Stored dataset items

▶

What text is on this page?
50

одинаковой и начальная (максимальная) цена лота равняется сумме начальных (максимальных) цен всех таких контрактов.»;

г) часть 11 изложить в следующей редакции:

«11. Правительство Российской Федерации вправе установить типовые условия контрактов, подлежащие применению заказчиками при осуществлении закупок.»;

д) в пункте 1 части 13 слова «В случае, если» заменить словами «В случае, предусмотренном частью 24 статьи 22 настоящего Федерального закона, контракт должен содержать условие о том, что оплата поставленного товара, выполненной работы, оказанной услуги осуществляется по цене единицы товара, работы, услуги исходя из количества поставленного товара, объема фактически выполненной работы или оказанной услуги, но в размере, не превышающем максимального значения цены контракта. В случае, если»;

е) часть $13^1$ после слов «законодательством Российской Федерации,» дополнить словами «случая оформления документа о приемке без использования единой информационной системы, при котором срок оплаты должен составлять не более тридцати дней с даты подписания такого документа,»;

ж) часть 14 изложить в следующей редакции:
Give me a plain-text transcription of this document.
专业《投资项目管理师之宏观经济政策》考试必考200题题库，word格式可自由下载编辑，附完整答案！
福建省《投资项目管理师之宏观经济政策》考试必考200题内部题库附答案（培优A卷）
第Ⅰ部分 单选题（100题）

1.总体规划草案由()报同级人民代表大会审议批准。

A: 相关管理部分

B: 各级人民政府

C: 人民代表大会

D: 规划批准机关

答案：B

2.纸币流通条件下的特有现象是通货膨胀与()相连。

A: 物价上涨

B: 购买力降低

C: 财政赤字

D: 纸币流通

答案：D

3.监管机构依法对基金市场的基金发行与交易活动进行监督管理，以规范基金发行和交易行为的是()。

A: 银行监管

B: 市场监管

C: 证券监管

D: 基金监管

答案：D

◀

Which lines of the data above contain "投资项目管理师之宏观经济政策"? Copy each one.

专业《投资项目管理师之宏观经济政策》考试必考200题题库，word格式可自由下载编辑，附完整答案！
福建省《投资项目管理师之宏观经济政策》考试必考200题内部题库附答案（培优A卷）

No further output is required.